What to work on: What lines of the data hold the string "this"? Pull each one out.
## Begin
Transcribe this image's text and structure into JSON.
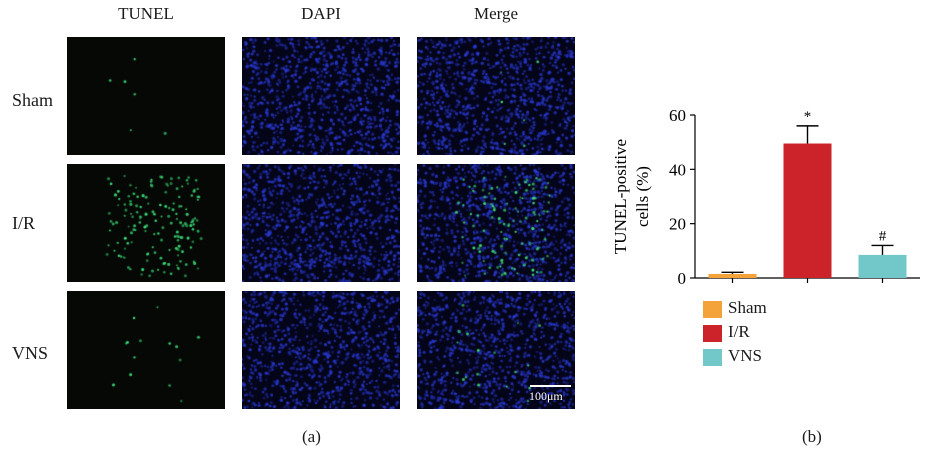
{
  "micrograph": {
    "columns": [
      "TUNEL",
      "DAPI",
      "Merge"
    ],
    "rows": [
      "Sham",
      "I/R",
      "VNS"
    ],
    "scale_bar": "100μm",
    "label": "(a)"
  },
  "colors": {
    "sham": "#f4a23a",
    "ir": "#cc2229",
    "vns": "#72c8c8",
    "dapi": "#2a3bd6",
    "tunel": "#3de07a"
  },
  "chart_data": {
    "type": "bar",
    "label": "(b)",
    "categories": [
      "Sham",
      "I/R",
      "VNS"
    ],
    "values": [
      1.5,
      49.5,
      8.5
    ],
    "errors": [
      0.6,
      6.5,
      3.5
    ],
    "annotations": [
      "",
      "*",
      "#"
    ],
    "ylabel_line1": "TUNEL-positive",
    "ylabel_line2": "cells (%)",
    "yticks": [
      0,
      20,
      40,
      60
    ],
    "ylim": [
      0,
      60
    ],
    "legend": [
      "Sham",
      "I/R",
      "VNS"
    ]
  }
}
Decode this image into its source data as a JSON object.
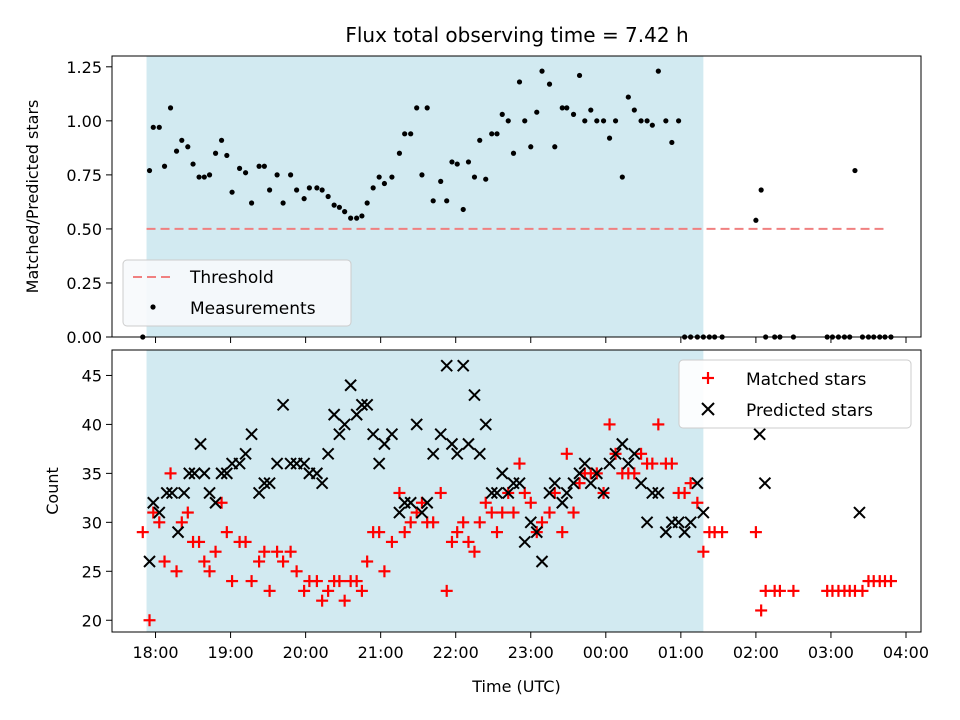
## End
Written solution:
Transcribe this image's text and structure into JSON.
Decode this image into its source data as a JSON object.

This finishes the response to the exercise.